Dataset listings of figures -
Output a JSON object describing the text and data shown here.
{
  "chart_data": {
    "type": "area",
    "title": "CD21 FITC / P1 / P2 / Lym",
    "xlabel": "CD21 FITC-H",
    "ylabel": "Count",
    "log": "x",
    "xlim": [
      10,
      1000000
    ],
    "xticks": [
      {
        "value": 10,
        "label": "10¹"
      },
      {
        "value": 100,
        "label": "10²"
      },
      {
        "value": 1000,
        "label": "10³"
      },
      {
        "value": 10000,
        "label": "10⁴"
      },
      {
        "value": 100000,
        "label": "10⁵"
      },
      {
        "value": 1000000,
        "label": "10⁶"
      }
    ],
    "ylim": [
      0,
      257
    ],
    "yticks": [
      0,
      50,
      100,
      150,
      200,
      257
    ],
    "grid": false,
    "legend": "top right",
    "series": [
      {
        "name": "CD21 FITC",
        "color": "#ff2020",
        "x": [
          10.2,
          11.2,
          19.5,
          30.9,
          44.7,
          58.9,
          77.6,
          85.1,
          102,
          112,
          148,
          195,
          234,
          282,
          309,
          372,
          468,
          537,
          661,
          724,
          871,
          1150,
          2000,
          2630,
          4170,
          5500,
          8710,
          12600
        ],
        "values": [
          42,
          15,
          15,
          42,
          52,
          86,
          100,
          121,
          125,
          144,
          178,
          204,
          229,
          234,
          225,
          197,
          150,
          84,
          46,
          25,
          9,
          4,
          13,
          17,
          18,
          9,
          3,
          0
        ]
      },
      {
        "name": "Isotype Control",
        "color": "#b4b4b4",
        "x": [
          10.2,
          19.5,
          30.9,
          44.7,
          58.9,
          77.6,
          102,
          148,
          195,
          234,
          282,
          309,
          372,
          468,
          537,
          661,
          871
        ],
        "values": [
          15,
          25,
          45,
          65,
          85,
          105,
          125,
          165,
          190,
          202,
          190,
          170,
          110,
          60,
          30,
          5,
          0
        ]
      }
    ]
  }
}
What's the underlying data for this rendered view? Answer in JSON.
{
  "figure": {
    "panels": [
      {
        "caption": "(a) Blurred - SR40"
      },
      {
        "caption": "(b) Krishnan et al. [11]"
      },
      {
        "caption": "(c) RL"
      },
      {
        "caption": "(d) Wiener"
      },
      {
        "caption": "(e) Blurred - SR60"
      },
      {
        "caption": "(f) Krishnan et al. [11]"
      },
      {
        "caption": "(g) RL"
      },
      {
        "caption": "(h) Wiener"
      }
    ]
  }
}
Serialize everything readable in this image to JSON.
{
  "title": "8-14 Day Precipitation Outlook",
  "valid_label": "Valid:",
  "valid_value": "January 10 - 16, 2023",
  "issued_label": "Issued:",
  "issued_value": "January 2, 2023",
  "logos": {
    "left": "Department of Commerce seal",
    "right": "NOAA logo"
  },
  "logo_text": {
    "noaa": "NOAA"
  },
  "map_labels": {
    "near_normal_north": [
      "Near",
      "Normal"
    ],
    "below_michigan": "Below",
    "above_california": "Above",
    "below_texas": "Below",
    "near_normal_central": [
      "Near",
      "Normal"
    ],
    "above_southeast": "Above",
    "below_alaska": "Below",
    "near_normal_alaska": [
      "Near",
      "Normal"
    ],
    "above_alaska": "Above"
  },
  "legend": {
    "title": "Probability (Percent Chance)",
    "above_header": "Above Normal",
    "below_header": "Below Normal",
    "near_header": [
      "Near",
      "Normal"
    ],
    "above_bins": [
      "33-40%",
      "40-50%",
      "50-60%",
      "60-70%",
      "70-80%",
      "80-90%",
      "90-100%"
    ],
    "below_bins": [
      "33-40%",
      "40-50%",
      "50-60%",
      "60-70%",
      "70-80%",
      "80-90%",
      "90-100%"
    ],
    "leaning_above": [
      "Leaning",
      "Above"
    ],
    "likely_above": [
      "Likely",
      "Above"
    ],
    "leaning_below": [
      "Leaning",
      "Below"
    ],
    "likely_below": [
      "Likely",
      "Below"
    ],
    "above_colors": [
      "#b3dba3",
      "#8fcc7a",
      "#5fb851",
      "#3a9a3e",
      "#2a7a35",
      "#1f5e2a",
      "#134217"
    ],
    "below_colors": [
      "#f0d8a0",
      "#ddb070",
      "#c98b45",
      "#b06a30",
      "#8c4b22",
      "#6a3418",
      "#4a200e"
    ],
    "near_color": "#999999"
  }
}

What the task asks - Copy out all the entries shown above, character for character.

Full solution -
Output a JSON object describing the text and data shown here.
{
  "chart_data": {
    "type": "area",
    "title": "CD21 FITC / P1 / P2 / Lym",
    "xlabel": "CD21 FITC-H",
    "ylabel": "Count",
    "log": "x",
    "xlim": [
      10,
      1000000
    ],
    "xticks": [
      {
        "value": 10,
        "label": "10¹"
      },
      {
        "value": 100,
        "label": "10²"
      },
      {
        "value": 1000,
        "label": "10³"
      },
      {
        "value": 10000,
        "label": "10⁴"
      },
      {
        "value": 100000,
        "label": "10⁵"
      },
      {
        "value": 1000000,
        "label": "10⁶"
      }
    ],
    "ylim": [
      0,
      257
    ],
    "yticks": [
      0,
      50,
      100,
      150,
      200,
      257
    ],
    "grid": false,
    "legend": "top right",
    "series": [
      {
        "name": "CD21 FITC",
        "color": "#ff2020",
        "x": [
          10.2,
          11.2,
          19.5,
          30.9,
          44.7,
          58.9,
          77.6,
          85.1,
          102,
          112,
          148,
          195,
          234,
          282,
          309,
          372,
          468,
          537,
          661,
          724,
          871,
          1150,
          2000,
          2630,
          4170,
          5500,
          8710,
          12600
        ],
        "values": [
          42,
          15,
          15,
          42,
          52,
          86,
          100,
          121,
          125,
          144,
          178,
          204,
          229,
          234,
          225,
          197,
          150,
          84,
          46,
          25,
          9,
          4,
          13,
          17,
          18,
          9,
          3,
          0
        ]
      },
      {
        "name": "Isotype Control",
        "color": "#b4b4b4",
        "x": [
          10.2,
          19.5,
          30.9,
          44.7,
          58.9,
          77.6,
          102,
          148,
          195,
          234,
          282,
          309,
          372,
          468,
          537,
          661,
          871
        ],
        "values": [
          15,
          25,
          45,
          65,
          85,
          105,
          125,
          165,
          190,
          202,
          190,
          170,
          110,
          60,
          30,
          5,
          0
        ]
      }
    ]
  }
}
What's the underlying data for this rendered view? Answer in JSON.
{
  "figure": {
    "panels": [
      {
        "caption": "(a) Blurred - SR40"
      },
      {
        "caption": "(b) Krishnan et al. [11]"
      },
      {
        "caption": "(c) RL"
      },
      {
        "caption": "(d) Wiener"
      },
      {
        "caption": "(e) Blurred - SR60"
      },
      {
        "caption": "(f) Krishnan et al. [11]"
      },
      {
        "caption": "(g) RL"
      },
      {
        "caption": "(h) Wiener"
      }
    ]
  }
}
Serialize everything readable in this image to JSON.
{
  "title": "8-14 Day Precipitation Outlook",
  "valid_label": "Valid:",
  "valid_value": "January 10 - 16, 2023",
  "issued_label": "Issued:",
  "issued_value": "January 2, 2023",
  "logos": {
    "left": "Department of Commerce seal",
    "right": "NOAA logo"
  },
  "logo_text": {
    "noaa": "NOAA"
  },
  "map_labels": {
    "near_normal_north": [
      "Near",
      "Normal"
    ],
    "below_michigan": "Below",
    "above_california": "Above",
    "below_texas": "Below",
    "near_normal_central": [
      "Near",
      "Normal"
    ],
    "above_southeast": "Above",
    "below_alaska": "Below",
    "near_normal_alaska": [
      "Near",
      "Normal"
    ],
    "above_alaska": "Above"
  },
  "legend": {
    "title": "Probability (Percent Chance)",
    "above_header": "Above Normal",
    "below_header": "Below Normal",
    "near_header": [
      "Near",
      "Normal"
    ],
    "above_bins": [
      "33-40%",
      "40-50%",
      "50-60%",
      "60-70%",
      "70-80%",
      "80-90%",
      "90-100%"
    ],
    "below_bins": [
      "33-40%",
      "40-50%",
      "50-60%",
      "60-70%",
      "70-80%",
      "80-90%",
      "90-100%"
    ],
    "leaning_above": [
      "Leaning",
      "Above"
    ],
    "likely_above": [
      "Likely",
      "Above"
    ],
    "leaning_below": [
      "Leaning",
      "Below"
    ],
    "likely_below": [
      "Likely",
      "Below"
    ],
    "above_colors": [
      "#b3dba3",
      "#8fcc7a",
      "#5fb851",
      "#3a9a3e",
      "#2a7a35",
      "#1f5e2a",
      "#134217"
    ],
    "below_colors": [
      "#f0d8a0",
      "#ddb070",
      "#c98b45",
      "#b06a30",
      "#8c4b22",
      "#6a3418",
      "#4a200e"
    ],
    "near_color": "#999999"
  }
}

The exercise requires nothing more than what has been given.